*Your goal*
Each record below should be output verbatim, without pictures.
[start]
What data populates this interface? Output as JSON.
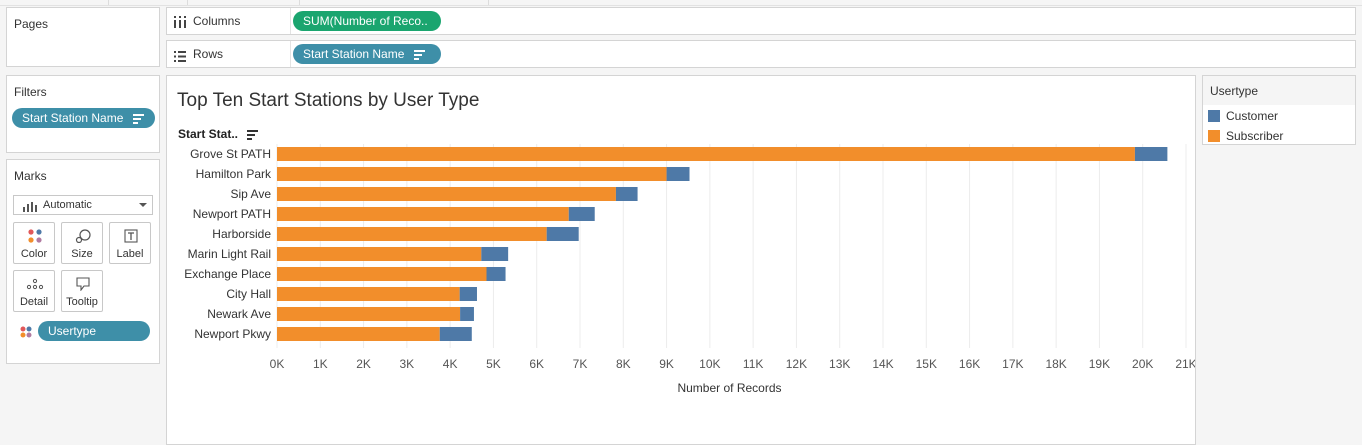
{
  "cards": {
    "pages": "Pages",
    "filters": "Filters",
    "marks": "Marks"
  },
  "filters": {
    "pill": "Start Station Name"
  },
  "marks": {
    "type": "Automatic",
    "buttons": [
      "Color",
      "Size",
      "Label",
      "Detail",
      "Tooltip"
    ],
    "color_pill": "Usertype"
  },
  "shelves": {
    "columns_label": "Columns",
    "columns_pill": "SUM(Number of Reco..",
    "rows_label": "Rows",
    "rows_pill": "Start Station Name"
  },
  "legend": {
    "title": "Usertype",
    "items": [
      {
        "label": "Customer",
        "color": "#4e79a7"
      },
      {
        "label": "Subscriber",
        "color": "#f28e2b"
      }
    ]
  },
  "chart_data": {
    "type": "bar",
    "orientation": "horizontal",
    "stacked": true,
    "title": "Top Ten Start Stations by User Type",
    "row_header": "Start Stat..",
    "xlabel": "Number of Records",
    "xlim": [
      0,
      21000
    ],
    "xticks": [
      "0K",
      "1K",
      "2K",
      "3K",
      "4K",
      "5K",
      "6K",
      "7K",
      "8K",
      "9K",
      "10K",
      "11K",
      "12K",
      "13K",
      "14K",
      "15K",
      "16K",
      "17K",
      "18K",
      "19K",
      "20K",
      "21K"
    ],
    "categories": [
      "Grove St PATH",
      "Hamilton Park",
      "Sip Ave",
      "Newport PATH",
      "Harborside",
      "Marin Light Rail",
      "Exchange Place",
      "City Hall",
      "Newark Ave",
      "Newport Pkwy"
    ],
    "series": [
      {
        "name": "Subscriber",
        "color": "#f28e2b",
        "values": [
          19820,
          9000,
          7830,
          6740,
          6230,
          4720,
          4840,
          4220,
          4230,
          3760
        ]
      },
      {
        "name": "Customer",
        "color": "#4e79a7",
        "values": [
          750,
          530,
          500,
          600,
          740,
          620,
          440,
          400,
          320,
          740
        ]
      }
    ]
  }
}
[end]
*Response*
What data populates this interface? Output as JSON.
{
  "cards": {
    "pages": "Pages",
    "filters": "Filters",
    "marks": "Marks"
  },
  "filters": {
    "pill": "Start Station Name"
  },
  "marks": {
    "type": "Automatic",
    "buttons": [
      "Color",
      "Size",
      "Label",
      "Detail",
      "Tooltip"
    ],
    "color_pill": "Usertype"
  },
  "shelves": {
    "columns_label": "Columns",
    "columns_pill": "SUM(Number of Reco..",
    "rows_label": "Rows",
    "rows_pill": "Start Station Name"
  },
  "legend": {
    "title": "Usertype",
    "items": [
      {
        "label": "Customer",
        "color": "#4e79a7"
      },
      {
        "label": "Subscriber",
        "color": "#f28e2b"
      }
    ]
  },
  "chart_data": {
    "type": "bar",
    "orientation": "horizontal",
    "stacked": true,
    "title": "Top Ten Start Stations by User Type",
    "row_header": "Start Stat..",
    "xlabel": "Number of Records",
    "xlim": [
      0,
      21000
    ],
    "xticks": [
      "0K",
      "1K",
      "2K",
      "3K",
      "4K",
      "5K",
      "6K",
      "7K",
      "8K",
      "9K",
      "10K",
      "11K",
      "12K",
      "13K",
      "14K",
      "15K",
      "16K",
      "17K",
      "18K",
      "19K",
      "20K",
      "21K"
    ],
    "categories": [
      "Grove St PATH",
      "Hamilton Park",
      "Sip Ave",
      "Newport PATH",
      "Harborside",
      "Marin Light Rail",
      "Exchange Place",
      "City Hall",
      "Newark Ave",
      "Newport Pkwy"
    ],
    "series": [
      {
        "name": "Subscriber",
        "color": "#f28e2b",
        "values": [
          19820,
          9000,
          7830,
          6740,
          6230,
          4720,
          4840,
          4220,
          4230,
          3760
        ]
      },
      {
        "name": "Customer",
        "color": "#4e79a7",
        "values": [
          750,
          530,
          500,
          600,
          740,
          620,
          440,
          400,
          320,
          740
        ]
      }
    ]
  }
}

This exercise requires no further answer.